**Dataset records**
====================

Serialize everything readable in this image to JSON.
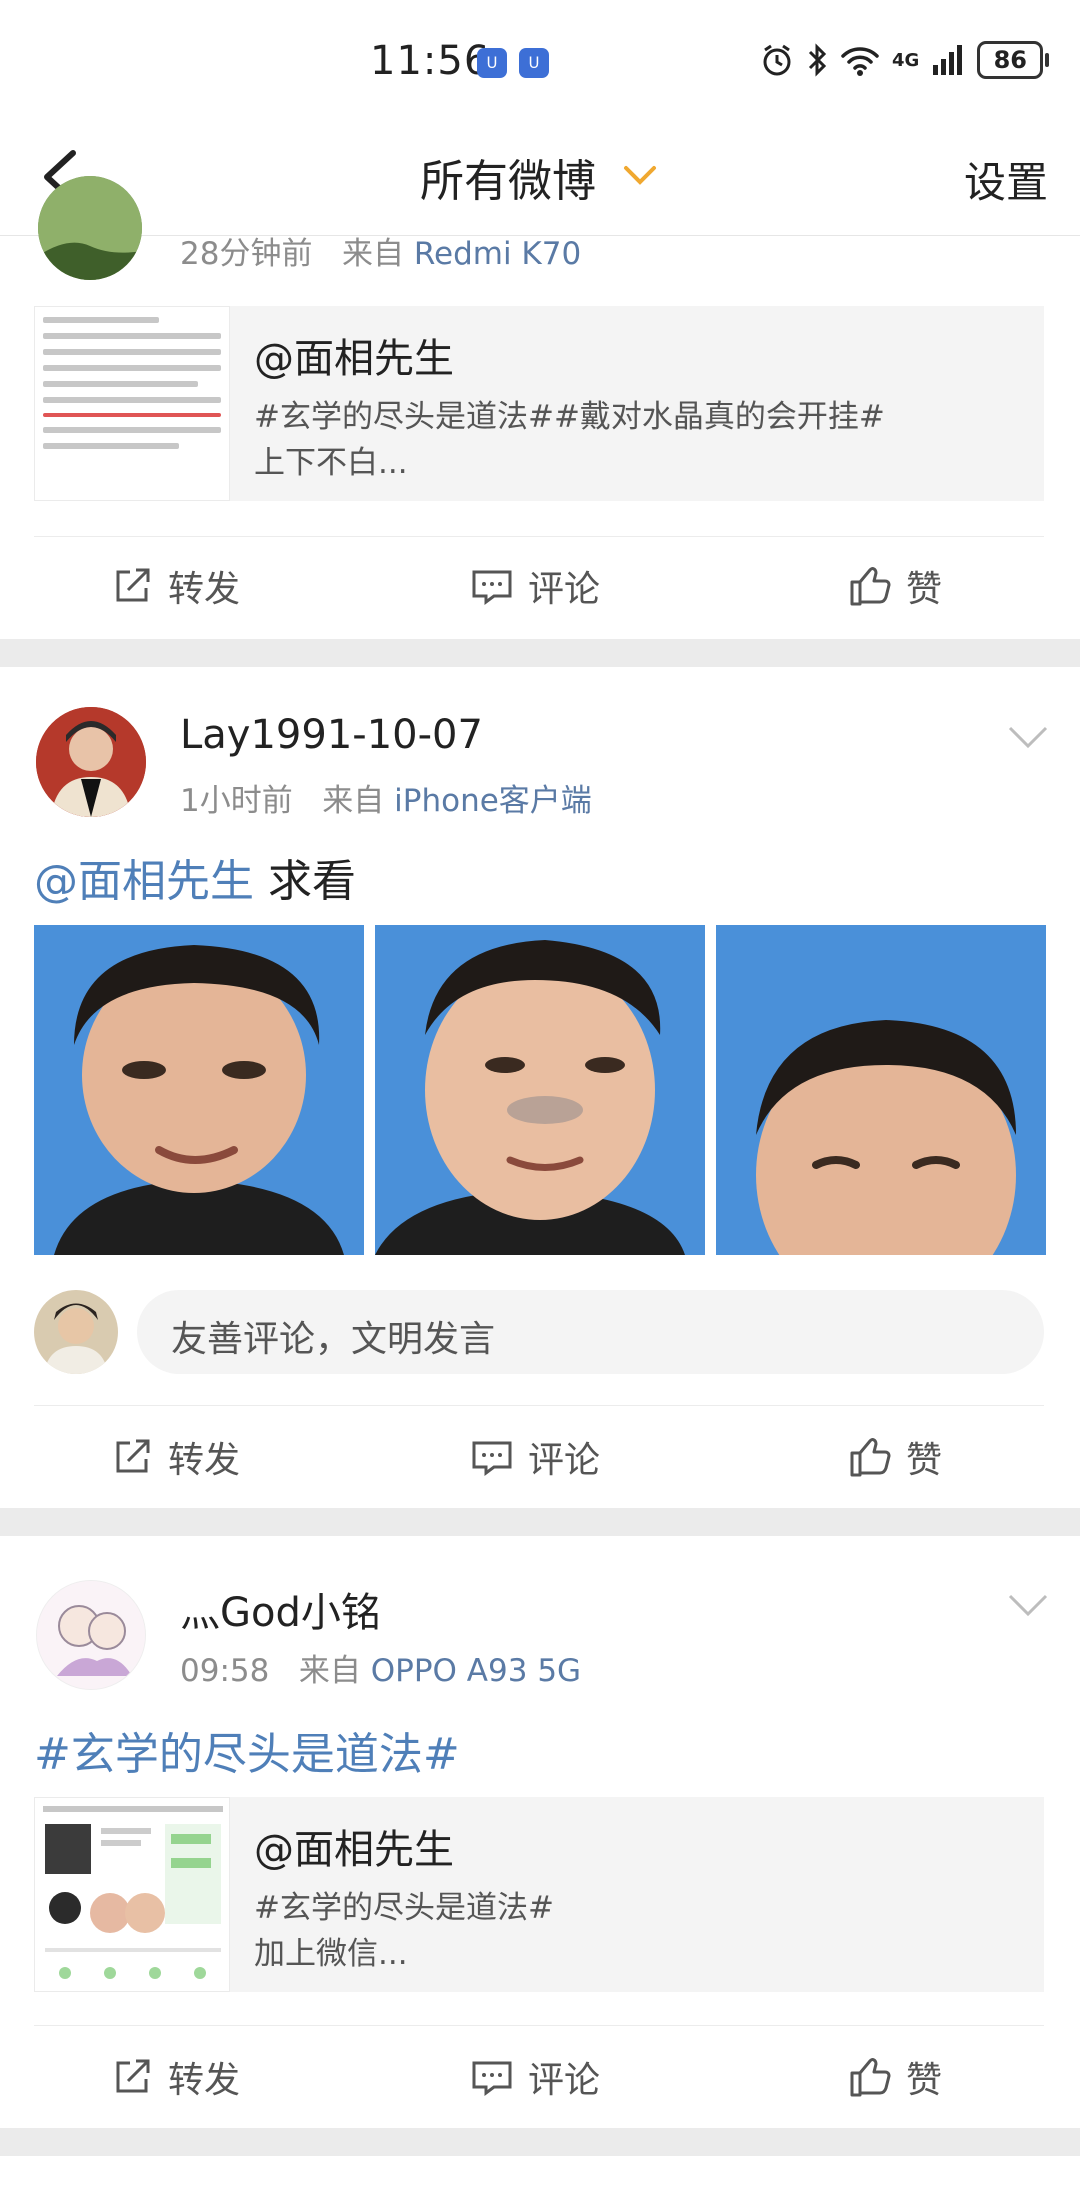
{
  "status": {
    "time": "11:56",
    "notif_icon": "ᑌ",
    "network": "4G",
    "battery": "86"
  },
  "nav": {
    "title": "所有微博",
    "settings": "设置"
  },
  "posts": [
    {
      "time": "28分钟前",
      "source_prefix": "来自",
      "source": "Redmi K70",
      "repost": {
        "author": "@面相先生",
        "text": "#玄学的尽头是道法##戴对水晶真的会开挂#\n上下不白..."
      }
    },
    {
      "username": "Lay1991-10-07",
      "time": "1小时前",
      "source_prefix": "来自",
      "source": "iPhone客户端",
      "mention": "@面相先生",
      "text": " 求看",
      "comment_placeholder": "友善评论，文明发言"
    },
    {
      "username": "灬God小铭",
      "time": "09:58",
      "source_prefix": "来自",
      "source": "OPPO A93 5G",
      "topic": "#玄学的尽头是道法#",
      "repost": {
        "author": "@面相先生",
        "text": "#玄学的尽头是道法#\n加上微信..."
      }
    }
  ],
  "actions": {
    "repost": "转发",
    "comment": "评论",
    "like": "赞"
  },
  "colors": {
    "link": "#4f7fb8",
    "accent": "#f0a830",
    "gap": "#ebebeb"
  }
}
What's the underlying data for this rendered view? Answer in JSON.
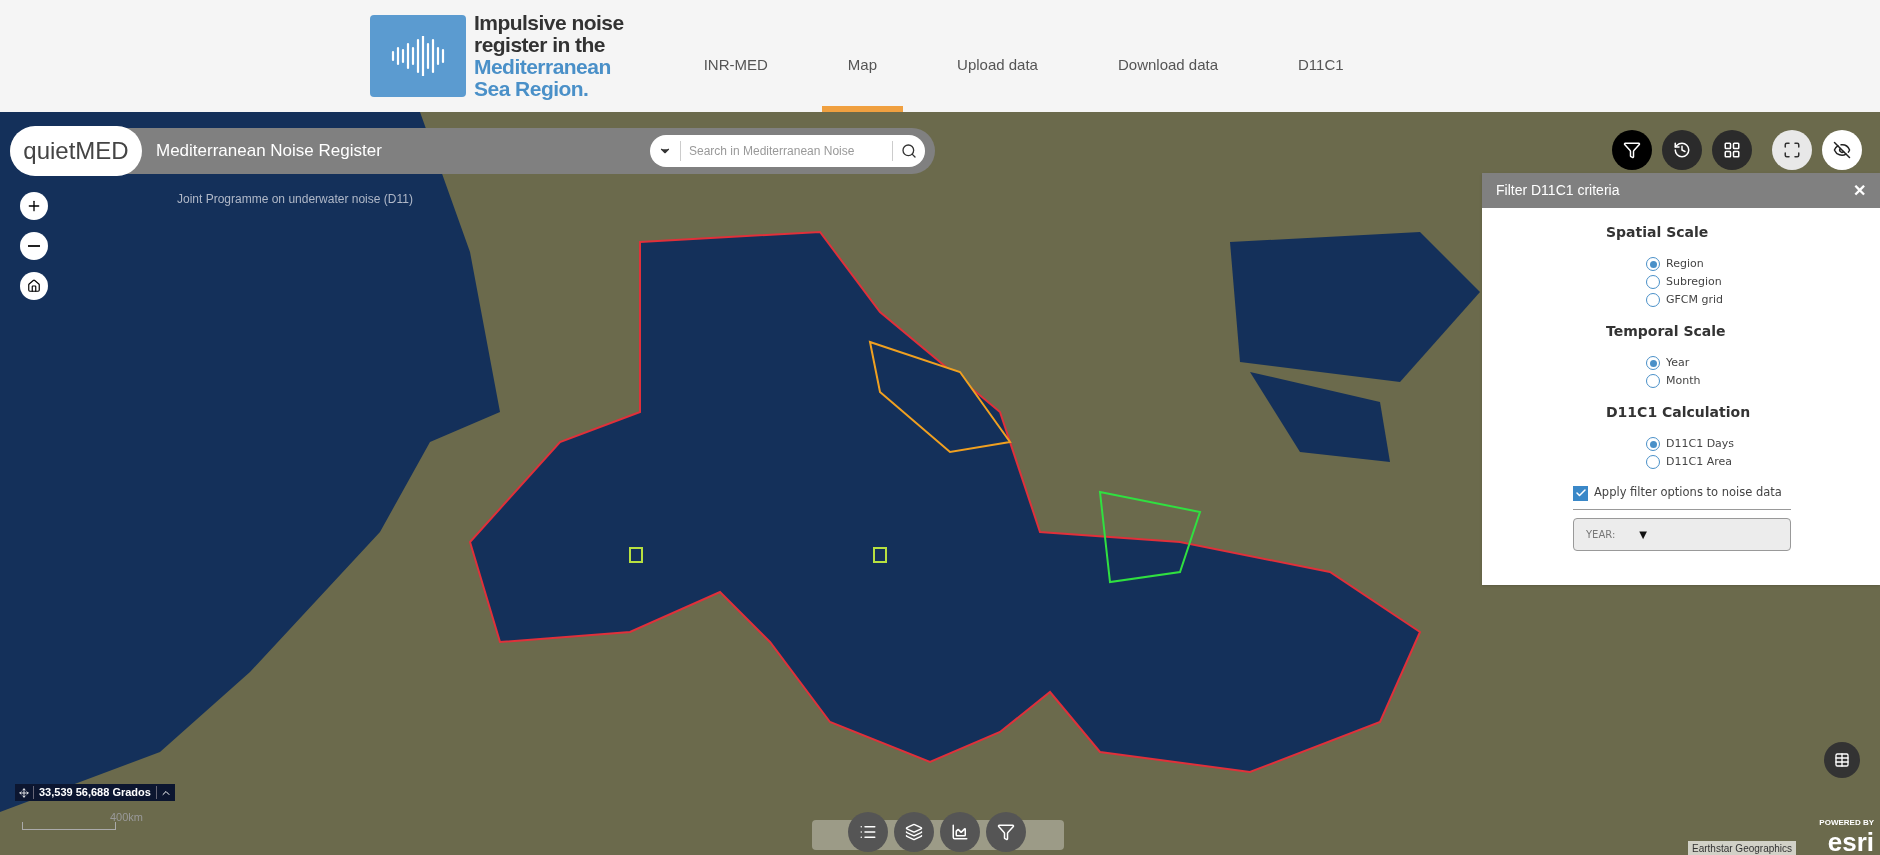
{
  "header": {
    "logo_lines": [
      {
        "text": "Impulsive noise",
        "kind": "dark"
      },
      {
        "text": "register in the",
        "kind": "dark"
      },
      {
        "text": "Mediterranean",
        "kind": "accent"
      },
      {
        "text": "Sea Region.",
        "kind": "accent"
      }
    ],
    "nav": [
      {
        "label": "INR-MED",
        "selected": false
      },
      {
        "label": "Map",
        "selected": true
      },
      {
        "label": "Upload data",
        "selected": false
      },
      {
        "label": "Download data",
        "selected": false
      },
      {
        "label": "D11C1",
        "selected": false
      }
    ]
  },
  "app_bar": {
    "brand": "quietMED",
    "title": "Mediterranean Noise Register",
    "search": {
      "placeholder": "Search in Mediterranean Noise"
    },
    "subtitle": "Joint Programme on underwater noise (D11)"
  },
  "map_tools": [
    {
      "kind": "filter",
      "selected": true
    },
    {
      "kind": "history",
      "selected": false
    },
    {
      "kind": "grid",
      "selected": false
    },
    {
      "kind": "fullscreen",
      "selected": false
    },
    {
      "kind": "hide",
      "selected": false
    }
  ],
  "filter_panel": {
    "title": "Filter D11C1 criteria",
    "close": "✕",
    "groups": [
      {
        "title": "Spatial Scale",
        "options": [
          {
            "label": "Region",
            "selected": true
          },
          {
            "label": "Subregion",
            "selected": false
          },
          {
            "label": "GFCM grid",
            "selected": false
          }
        ]
      },
      {
        "title": "Temporal Scale",
        "options": [
          {
            "label": "Year",
            "selected": true
          },
          {
            "label": "Month",
            "selected": false
          }
        ]
      },
      {
        "title": "D11C1 Calculation",
        "options": [
          {
            "label": "D11C1 Days",
            "selected": true
          },
          {
            "label": "D11C1 Area",
            "selected": false
          }
        ]
      }
    ],
    "apply": {
      "label": "Apply filter options to noise data",
      "checked": true
    },
    "year_select": {
      "label": "YEAR:",
      "caret": "▼"
    }
  },
  "coordinates": "33,539 56,688 Grados",
  "scale_bar": "400km",
  "attribution": "Earthstar Geographics",
  "powered": {
    "small": "POWERED BY",
    "logo": "esri"
  }
}
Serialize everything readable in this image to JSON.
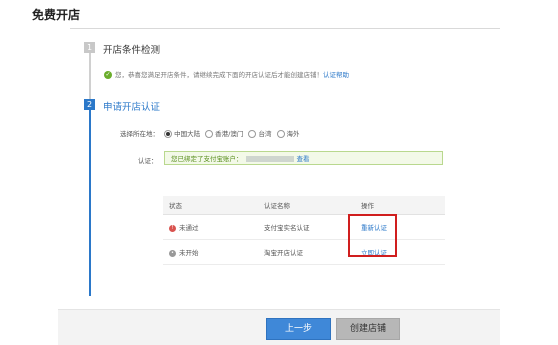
{
  "page_title": "免费开店",
  "steps": [
    {
      "number": "1",
      "title": "开店条件检测",
      "notice": "您，恭喜您满足开店条件，请继续完成下面的开店认证后才能创建店铺！",
      "notice_link": "认证帮助"
    },
    {
      "number": "2",
      "title": "申请开店认证",
      "region_label": "选择所在地：",
      "region_options": [
        "中国大陆",
        "香港/澳门",
        "台湾",
        "海外"
      ],
      "selected_region": "中国大陆",
      "auth_label": "认证：",
      "auth_text": "您已绑定了支付宝账户：",
      "auth_link": "查看"
    }
  ],
  "table": {
    "headers": [
      "状态",
      "认证名称",
      "操作"
    ],
    "rows": [
      {
        "status": "未通过",
        "status_type": "failed",
        "name": "支付宝实名认证",
        "action": "重新认证"
      },
      {
        "status": "未开始",
        "status_type": "pending",
        "name": "淘宝开店认证",
        "action": "立即认证"
      }
    ]
  },
  "buttons": {
    "prev": "上一步",
    "create": "创建店铺"
  },
  "colors": {
    "accent": "#2b78c9",
    "highlight": "#d01e1e",
    "success_green": "#6aad2b"
  }
}
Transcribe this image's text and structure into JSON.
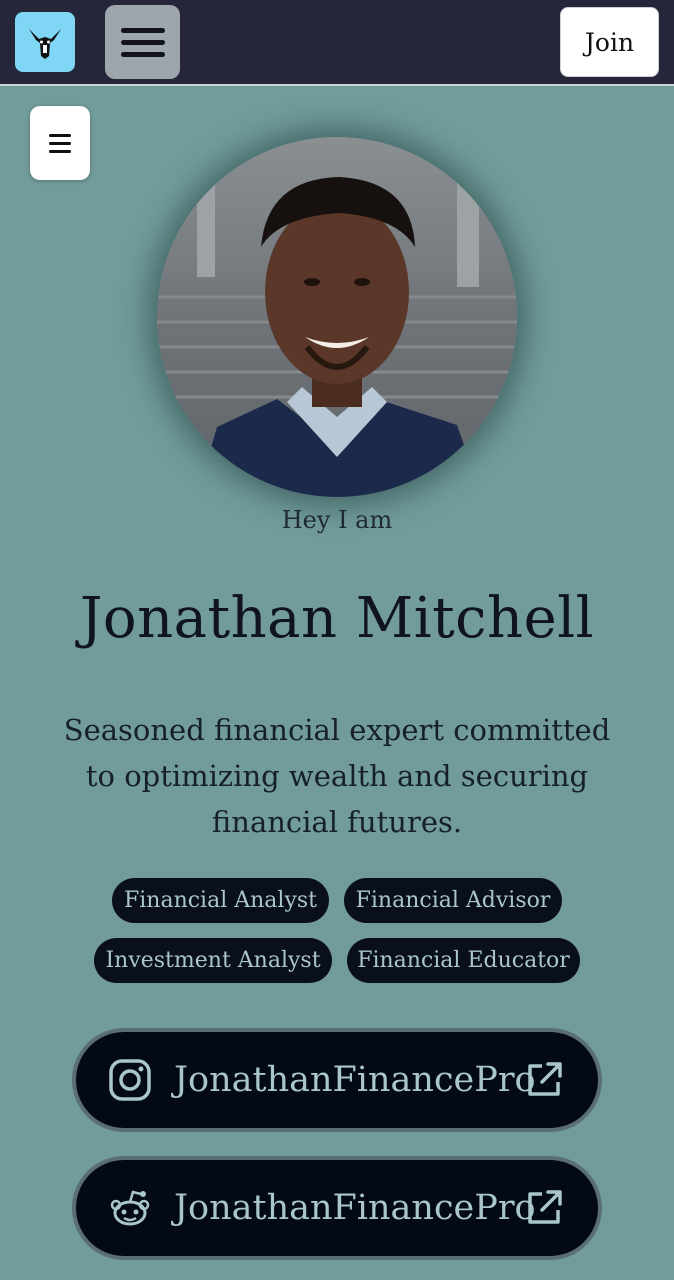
{
  "header": {
    "logo_icon": "bull-logo-icon",
    "menu_icon": "hamburger-icon",
    "join_label": "Join"
  },
  "profile": {
    "greeting": "Hey I am",
    "name": "Jonathan Mitchell",
    "bio": "Seasoned financial expert committed to optimizing wealth and securing financial futures.",
    "tags": [
      "Financial Analyst",
      "Financial Advisor",
      "Investment Analyst",
      "Financial Educator"
    ]
  },
  "links": [
    {
      "icon": "instagram-icon",
      "label": "JonathanFinancePro",
      "action_icon": "external-link-icon"
    },
    {
      "icon": "reddit-icon",
      "label": "JonathanFinancePro",
      "action_icon": "external-link-icon"
    }
  ],
  "colors": {
    "background": "#729b9b",
    "topbar": "#252639",
    "accent_logo": "#7fd6f5",
    "pill": "#0a0f1c",
    "pill_text": "#a9c6c9"
  }
}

====================

**Instructions to follow**
Your task is to repeat the data above exactly while excluding the pictures.

**Expected answer**
Serialize everything readable in this image to JSON.
{
  "status": {
    "time": "11:56",
    "notif_icon": "ᑌ",
    "network": "4G",
    "battery": "86"
  },
  "nav": {
    "title": "所有微博",
    "settings": "设置"
  },
  "posts": [
    {
      "time": "28分钟前",
      "source_prefix": "来自",
      "source": "Redmi K70",
      "repost": {
        "author": "@面相先生",
        "text": "#玄学的尽头是道法##戴对水晶真的会开挂#\n上下不白..."
      }
    },
    {
      "username": "Lay1991-10-07",
      "time": "1小时前",
      "source_prefix": "来自",
      "source": "iPhone客户端",
      "mention": "@面相先生",
      "text": " 求看",
      "comment_placeholder": "友善评论，文明发言"
    },
    {
      "username": "灬God小铭",
      "time": "09:58",
      "source_prefix": "来自",
      "source": "OPPO A93 5G",
      "topic": "#玄学的尽头是道法#",
      "repost": {
        "author": "@面相先生",
        "text": "#玄学的尽头是道法#\n加上微信..."
      }
    }
  ],
  "actions": {
    "repost": "转发",
    "comment": "评论",
    "like": "赞"
  },
  "colors": {
    "link": "#4f7fb8",
    "accent": "#f0a830",
    "gap": "#ebebeb"
  }
}
What's the underlying data for this rendered view? Answer in JSON.
{
  "header": {
    "logo_lines": [
      {
        "text": "Impulsive noise",
        "kind": "dark"
      },
      {
        "text": "register in the",
        "kind": "dark"
      },
      {
        "text": "Mediterranean",
        "kind": "accent"
      },
      {
        "text": "Sea Region.",
        "kind": "accent"
      }
    ],
    "nav": [
      {
        "label": "INR-MED",
        "selected": false
      },
      {
        "label": "Map",
        "selected": true
      },
      {
        "label": "Upload data",
        "selected": false
      },
      {
        "label": "Download data",
        "selected": false
      },
      {
        "label": "D11C1",
        "selected": false
      }
    ]
  },
  "app_bar": {
    "brand": "quietMED",
    "title": "Mediterranean Noise Register",
    "search": {
      "placeholder": "Search in Mediterranean Noise"
    },
    "subtitle": "Joint Programme on underwater noise (D11)"
  },
  "map_tools": [
    {
      "kind": "filter",
      "selected": true
    },
    {
      "kind": "history",
      "selected": false
    },
    {
      "kind": "grid",
      "selected": false
    },
    {
      "kind": "fullscreen",
      "selected": false
    },
    {
      "kind": "hide",
      "selected": false
    }
  ],
  "filter_panel": {
    "title": "Filter D11C1 criteria",
    "close": "✕",
    "groups": [
      {
        "title": "Spatial Scale",
        "options": [
          {
            "label": "Region",
            "selected": true
          },
          {
            "label": "Subregion",
            "selected": false
          },
          {
            "label": "GFCM grid",
            "selected": false
          }
        ]
      },
      {
        "title": "Temporal Scale",
        "options": [
          {
            "label": "Year",
            "selected": true
          },
          {
            "label": "Month",
            "selected": false
          }
        ]
      },
      {
        "title": "D11C1 Calculation",
        "options": [
          {
            "label": "D11C1 Days",
            "selected": true
          },
          {
            "label": "D11C1 Area",
            "selected": false
          }
        ]
      }
    ],
    "apply": {
      "label": "Apply filter options to noise data",
      "checked": true
    },
    "year_select": {
      "label": "YEAR:",
      "caret": "▼"
    }
  },
  "coordinates": "33,539 56,688 Grados",
  "scale_bar": "400km",
  "attribution": "Earthstar Geographics",
  "powered": {
    "small": "POWERED BY",
    "logo": "esri"
  }
}
Serialize everything readable in this image to JSON.
{
  "page_title": "免费开店",
  "steps": [
    {
      "number": "1",
      "title": "开店条件检测",
      "notice": "您，恭喜您满足开店条件，请继续完成下面的开店认证后才能创建店铺！",
      "notice_link": "认证帮助"
    },
    {
      "number": "2",
      "title": "申请开店认证",
      "region_label": "选择所在地：",
      "region_options": [
        "中国大陆",
        "香港/澳门",
        "台湾",
        "海外"
      ],
      "selected_region": "中国大陆",
      "auth_label": "认证：",
      "auth_text": "您已绑定了支付宝账户：",
      "auth_link": "查看"
    }
  ],
  "table": {
    "headers": [
      "状态",
      "认证名称",
      "操作"
    ],
    "rows": [
      {
        "status": "未通过",
        "status_type": "failed",
        "name": "支付宝实名认证",
        "action": "重新认证"
      },
      {
        "status": "未开始",
        "status_type": "pending",
        "name": "淘宝开店认证",
        "action": "立即认证"
      }
    ]
  },
  "buttons": {
    "prev": "上一步",
    "create": "创建店铺"
  },
  "colors": {
    "accent": "#2b78c9",
    "highlight": "#d01e1e",
    "success_green": "#6aad2b"
  }
}
Transcribe this image's text and structure into JSON.
{
  "header": {
    "logo_icon": "bull-logo-icon",
    "menu_icon": "hamburger-icon",
    "join_label": "Join"
  },
  "profile": {
    "greeting": "Hey I am",
    "name": "Jonathan Mitchell",
    "bio": "Seasoned financial expert committed to optimizing wealth and securing financial futures.",
    "tags": [
      "Financial Analyst",
      "Financial Advisor",
      "Investment Analyst",
      "Financial Educator"
    ]
  },
  "links": [
    {
      "icon": "instagram-icon",
      "label": "JonathanFinancePro",
      "action_icon": "external-link-icon"
    },
    {
      "icon": "reddit-icon",
      "label": "JonathanFinancePro",
      "action_icon": "external-link-icon"
    }
  ],
  "colors": {
    "background": "#729b9b",
    "topbar": "#252639",
    "accent_logo": "#7fd6f5",
    "pill": "#0a0f1c",
    "pill_text": "#a9c6c9"
  }
}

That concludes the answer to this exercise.